[Start Input]

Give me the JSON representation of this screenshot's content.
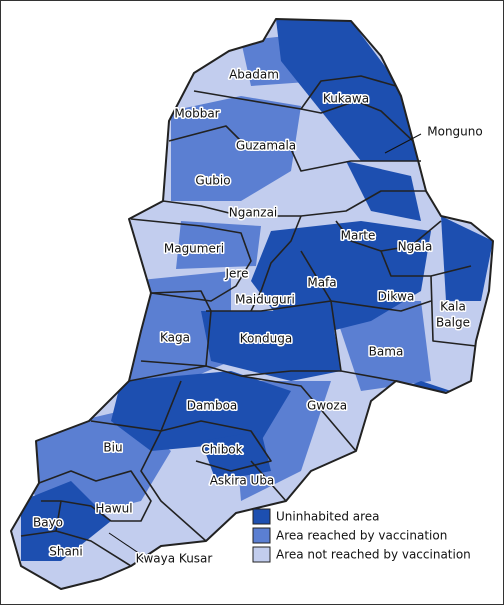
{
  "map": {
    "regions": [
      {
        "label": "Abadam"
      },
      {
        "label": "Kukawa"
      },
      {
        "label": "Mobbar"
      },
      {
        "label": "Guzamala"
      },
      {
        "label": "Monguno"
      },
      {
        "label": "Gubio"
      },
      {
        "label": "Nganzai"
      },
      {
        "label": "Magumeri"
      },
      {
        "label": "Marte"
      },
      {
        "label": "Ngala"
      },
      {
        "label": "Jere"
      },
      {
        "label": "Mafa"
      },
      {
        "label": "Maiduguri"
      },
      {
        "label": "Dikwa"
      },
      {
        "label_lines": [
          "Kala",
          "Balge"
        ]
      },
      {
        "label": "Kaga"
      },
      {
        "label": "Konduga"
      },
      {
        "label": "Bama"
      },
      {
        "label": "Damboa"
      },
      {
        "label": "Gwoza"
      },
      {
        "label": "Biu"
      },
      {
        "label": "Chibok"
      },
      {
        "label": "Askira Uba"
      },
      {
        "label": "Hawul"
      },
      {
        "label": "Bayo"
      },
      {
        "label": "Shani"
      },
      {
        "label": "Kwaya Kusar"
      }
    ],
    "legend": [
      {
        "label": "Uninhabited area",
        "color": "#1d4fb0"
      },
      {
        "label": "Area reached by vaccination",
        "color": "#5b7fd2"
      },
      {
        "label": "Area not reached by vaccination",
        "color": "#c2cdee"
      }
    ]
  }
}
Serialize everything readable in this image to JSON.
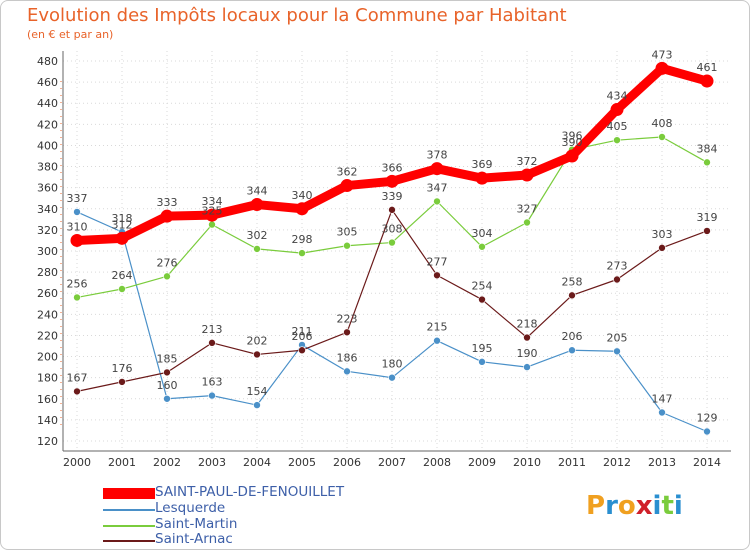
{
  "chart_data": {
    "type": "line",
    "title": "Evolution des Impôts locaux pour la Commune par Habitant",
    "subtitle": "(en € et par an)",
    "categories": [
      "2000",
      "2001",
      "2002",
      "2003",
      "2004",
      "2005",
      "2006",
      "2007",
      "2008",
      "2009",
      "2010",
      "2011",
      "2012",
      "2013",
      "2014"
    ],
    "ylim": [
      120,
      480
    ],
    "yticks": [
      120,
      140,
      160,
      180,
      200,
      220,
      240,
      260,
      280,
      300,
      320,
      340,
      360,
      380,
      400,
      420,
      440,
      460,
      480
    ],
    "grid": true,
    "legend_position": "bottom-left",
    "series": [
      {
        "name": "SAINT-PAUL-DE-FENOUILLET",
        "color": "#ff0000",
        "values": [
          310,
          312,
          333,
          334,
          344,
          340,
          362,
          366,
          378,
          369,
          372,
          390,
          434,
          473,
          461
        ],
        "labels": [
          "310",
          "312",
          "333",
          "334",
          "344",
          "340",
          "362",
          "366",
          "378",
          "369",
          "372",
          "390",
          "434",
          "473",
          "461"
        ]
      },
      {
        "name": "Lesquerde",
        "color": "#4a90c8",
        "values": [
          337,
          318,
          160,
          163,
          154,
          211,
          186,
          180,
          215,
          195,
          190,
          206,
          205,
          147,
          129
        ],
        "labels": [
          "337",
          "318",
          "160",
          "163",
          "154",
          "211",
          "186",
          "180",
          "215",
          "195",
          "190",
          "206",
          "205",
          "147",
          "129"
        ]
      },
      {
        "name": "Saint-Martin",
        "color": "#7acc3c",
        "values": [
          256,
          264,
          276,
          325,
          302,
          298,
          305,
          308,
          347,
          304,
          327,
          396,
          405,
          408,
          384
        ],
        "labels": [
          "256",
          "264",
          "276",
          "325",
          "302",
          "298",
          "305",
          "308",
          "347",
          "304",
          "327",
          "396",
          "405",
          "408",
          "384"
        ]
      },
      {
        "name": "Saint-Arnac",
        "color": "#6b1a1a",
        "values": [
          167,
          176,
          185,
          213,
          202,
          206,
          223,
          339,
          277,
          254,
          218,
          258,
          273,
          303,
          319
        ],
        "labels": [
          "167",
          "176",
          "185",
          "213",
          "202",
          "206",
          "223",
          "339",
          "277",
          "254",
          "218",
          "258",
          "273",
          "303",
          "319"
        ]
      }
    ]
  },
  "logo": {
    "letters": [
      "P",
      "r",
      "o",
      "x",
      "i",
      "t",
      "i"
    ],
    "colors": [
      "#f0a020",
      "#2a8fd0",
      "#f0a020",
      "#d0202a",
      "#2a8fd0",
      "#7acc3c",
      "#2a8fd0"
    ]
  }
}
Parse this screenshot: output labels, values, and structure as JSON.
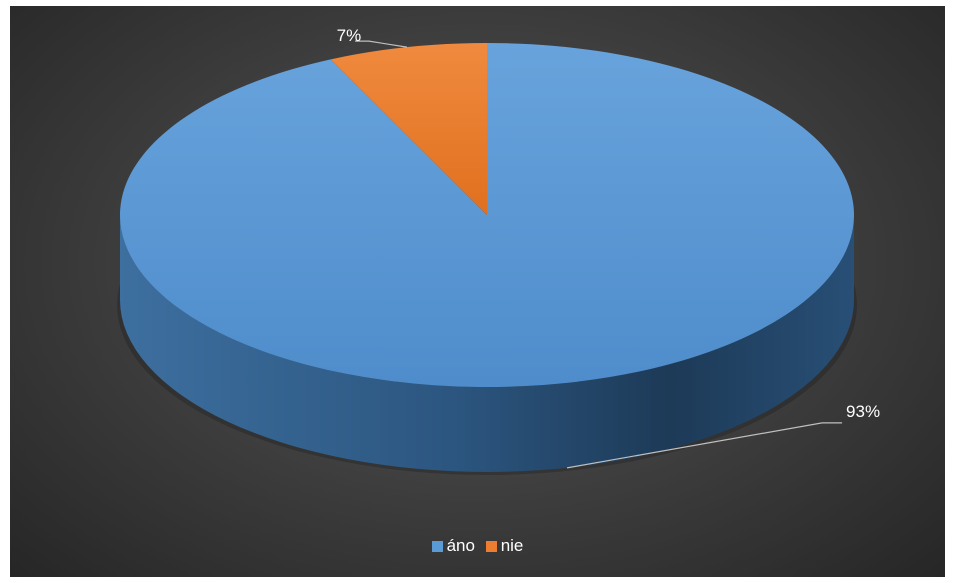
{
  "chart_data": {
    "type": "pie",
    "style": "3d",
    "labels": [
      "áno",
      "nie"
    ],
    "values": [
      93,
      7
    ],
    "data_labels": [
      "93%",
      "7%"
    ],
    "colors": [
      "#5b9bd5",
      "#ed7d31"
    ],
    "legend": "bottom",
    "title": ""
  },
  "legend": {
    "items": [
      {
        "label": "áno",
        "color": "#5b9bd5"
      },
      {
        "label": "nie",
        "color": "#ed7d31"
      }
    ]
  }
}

[End Input]

Task details:
Using the listing above, work out how many of its lines include "screenshot", and give only the result.

Solution to the exercise:
2